-- Dataset rows start --

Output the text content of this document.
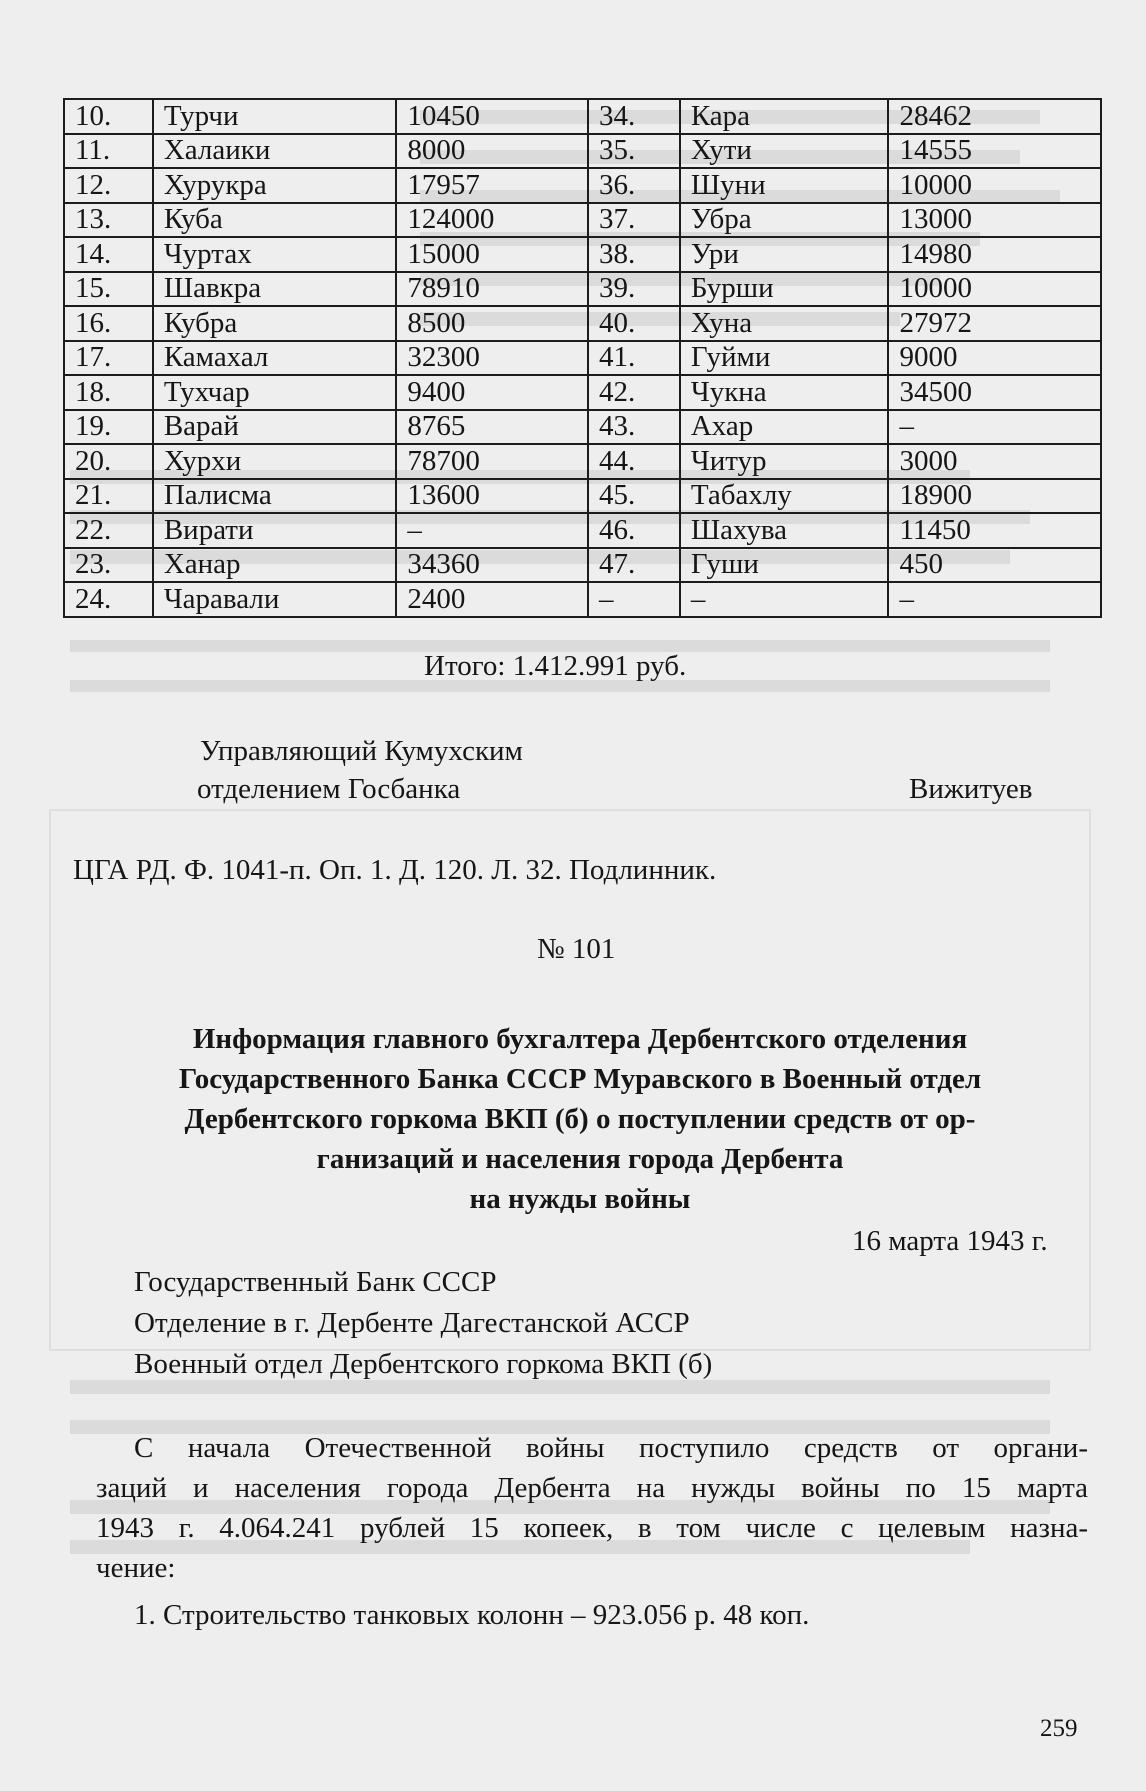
10.	Турчи	10450	34.	Кара	28462
11.	Халаики	8000	35.	Хути	14555
12.	Хурукра	17957	36.	Шуни	10000
13.	Куба	124000	37.	Убра	13000
14.	Чуртах	15000	38.	Ури	14980
15.	Шавкра	78910	39.	Бурши	10000
16.	Кубра	8500	40.	Хуна	27972
17.	Камахал	32300	41.	Гуйми	9000
18.	Тухчар	9400	42.	Чукна	34500
19.	Варай	8765	43.	Ахар	–
20.	Хурхи	78700	44.	Читур	3000
21.	Палисма	13600	45.	Табахлу	18900
22.	Вирати	–	46.	Шахува	11450
23.	Ханар	34360	47.	Гуши	450
24.	Чаравали	2400	–	–	–
Итого: 1.412.991 руб.
Управляющий Кумухским
отделением Госбанка	Вижитуев
ЦГА РД. Ф. 1041-п. Оп. 1. Д. 120. Л. 32. Подлинник.
№ 101
Информация главного бухгалтера Дербентского отделения
Государственного Банка СССР Муравского в Военный отдел
Дербентского горкома ВКП (б) о поступлении средств от ор-
ганизаций и населения города Дербента
на нужды войны
16 марта 1943 г.
Государственный Банк СССР
Отделение в г. Дербенте Дагестанской АССР
Военный отдел Дербентского горкома ВКП (б)
С начала Отечественной войны поступило средств от органи-
заций и населения города Дербента на нужды войны по 15 марта
1943 г. 4.064.241 рублей 15 копеек, в том числе с целевым назна-
чение:
1. Строительство танковых колонн – 923.056 р. 48 коп.
259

-- Dataset rows end --

Given request
Look through the entries above; copy every line holding the string "населения".

Exercise response
ганизаций и населения города Дербента
заций и населения города Дербента на нужды войны по 15 марта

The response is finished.